* Listed entries
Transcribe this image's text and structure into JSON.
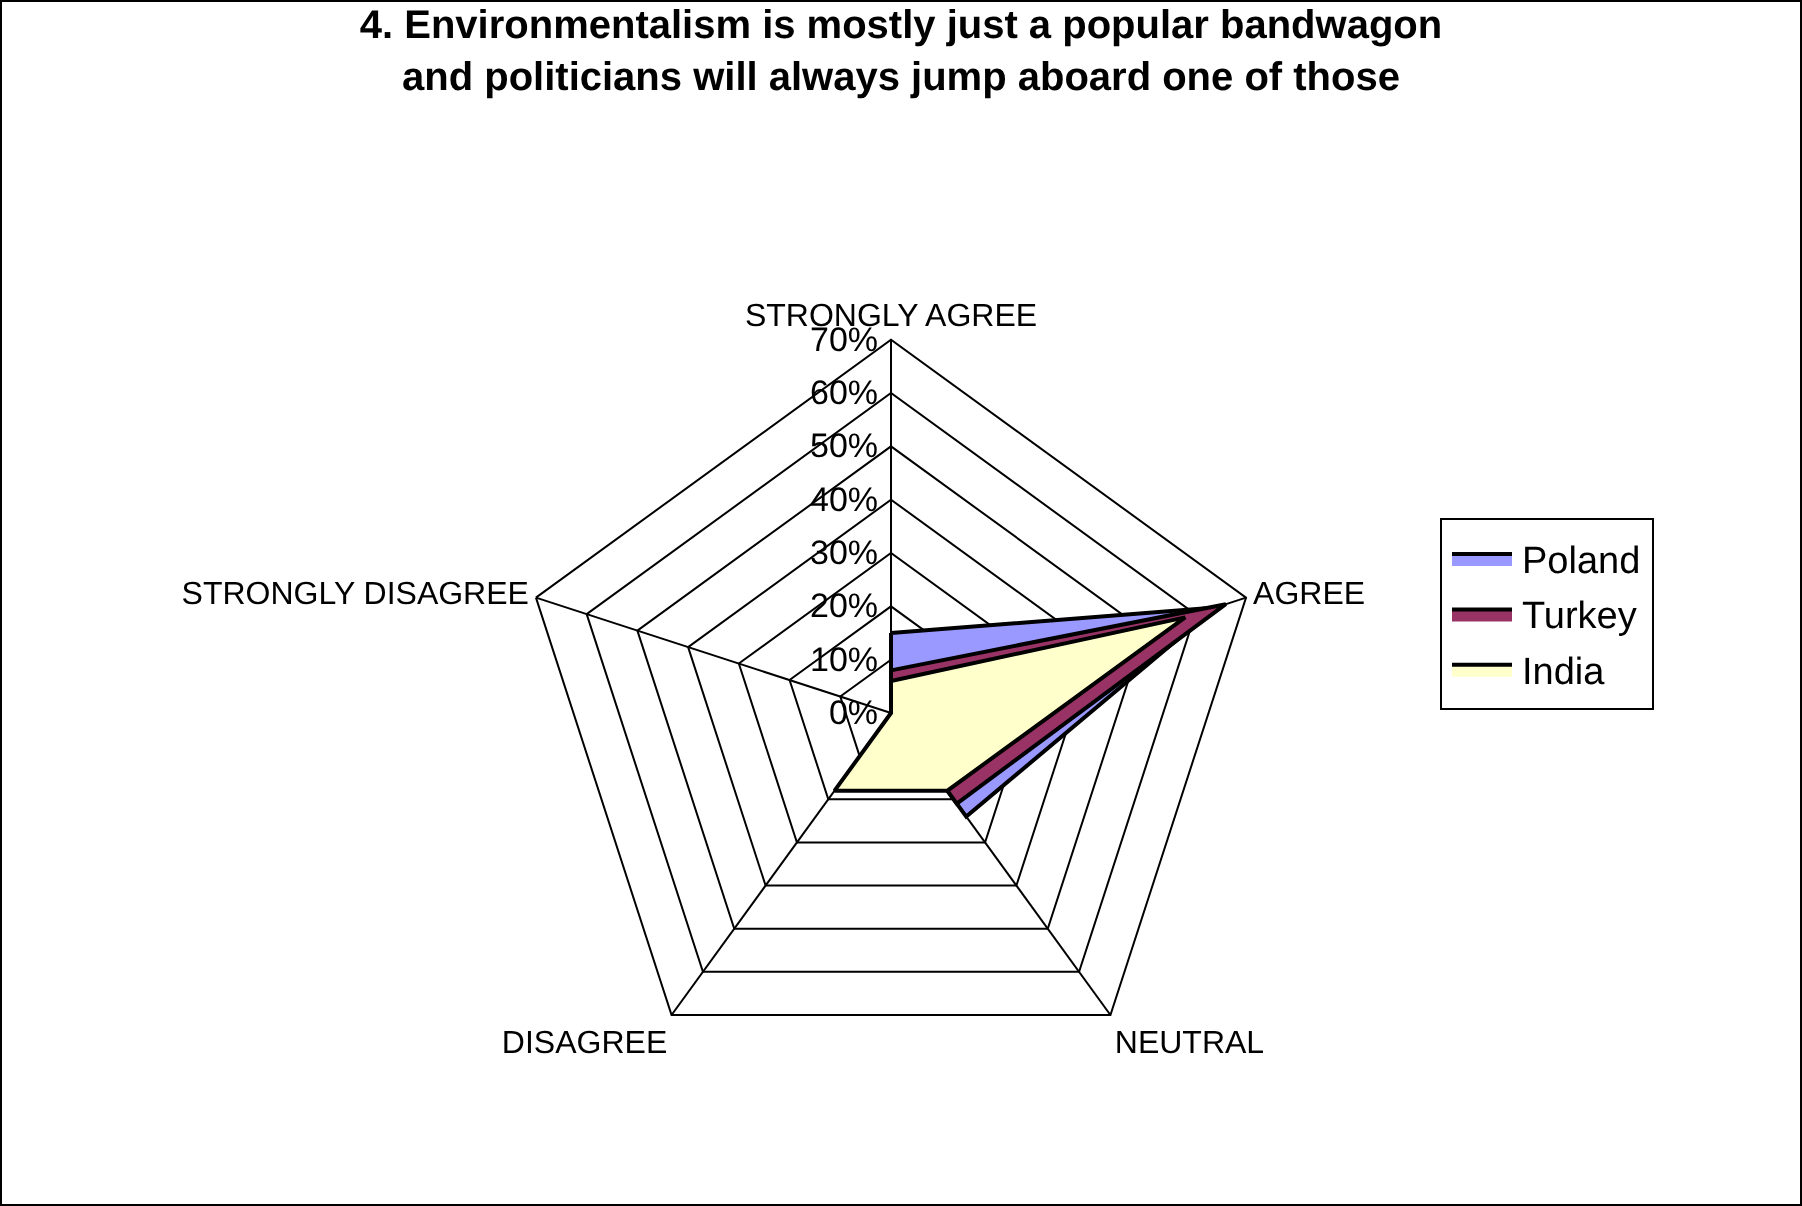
{
  "chart_data": {
    "type": "radar",
    "title": "4. Environmentalism is mostly just a popular bandwagon\nand politicians will always jump aboard one of those",
    "categories": [
      "STRONGLY AGREE",
      "AGREE",
      "NEUTRAL",
      "DISAGREE",
      "STRONGLY DISAGREE"
    ],
    "series": [
      {
        "name": "Poland",
        "color": "#9999ff",
        "values": [
          15,
          64,
          24,
          null,
          0
        ]
      },
      {
        "name": "Turkey",
        "color": "#993366",
        "values": [
          8,
          66,
          21,
          null,
          0
        ]
      },
      {
        "name": "India",
        "color": "#ffffcc",
        "values": [
          6,
          58,
          18,
          18,
          0
        ]
      }
    ],
    "ylim": [
      0,
      70
    ],
    "yticks": [
      {
        "value": 0,
        "label": "0%"
      },
      {
        "value": 10,
        "label": "10%"
      },
      {
        "value": 20,
        "label": "20%"
      },
      {
        "value": 30,
        "label": "30%"
      },
      {
        "value": 40,
        "label": "40%"
      },
      {
        "value": 50,
        "label": "50%"
      },
      {
        "value": 60,
        "label": "60%"
      },
      {
        "value": 70,
        "label": "70%"
      }
    ],
    "grid": true,
    "legend": "right"
  }
}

* Problem details
Your task is to return the entries above exactly, with no pictures.

* Answer to this task
Transcribe this image's text and structure into JSON.
{
  "chart_data": {
    "type": "radar",
    "title": "4. Environmentalism is mostly just a popular bandwagon\nand politicians will always jump aboard one of those",
    "categories": [
      "STRONGLY AGREE",
      "AGREE",
      "NEUTRAL",
      "DISAGREE",
      "STRONGLY DISAGREE"
    ],
    "series": [
      {
        "name": "Poland",
        "color": "#9999ff",
        "values": [
          15,
          64,
          24,
          null,
          0
        ]
      },
      {
        "name": "Turkey",
        "color": "#993366",
        "values": [
          8,
          66,
          21,
          null,
          0
        ]
      },
      {
        "name": "India",
        "color": "#ffffcc",
        "values": [
          6,
          58,
          18,
          18,
          0
        ]
      }
    ],
    "ylim": [
      0,
      70
    ],
    "yticks": [
      {
        "value": 0,
        "label": "0%"
      },
      {
        "value": 10,
        "label": "10%"
      },
      {
        "value": 20,
        "label": "20%"
      },
      {
        "value": 30,
        "label": "30%"
      },
      {
        "value": 40,
        "label": "40%"
      },
      {
        "value": 50,
        "label": "50%"
      },
      {
        "value": 60,
        "label": "60%"
      },
      {
        "value": 70,
        "label": "70%"
      }
    ],
    "grid": true,
    "legend": "right"
  }
}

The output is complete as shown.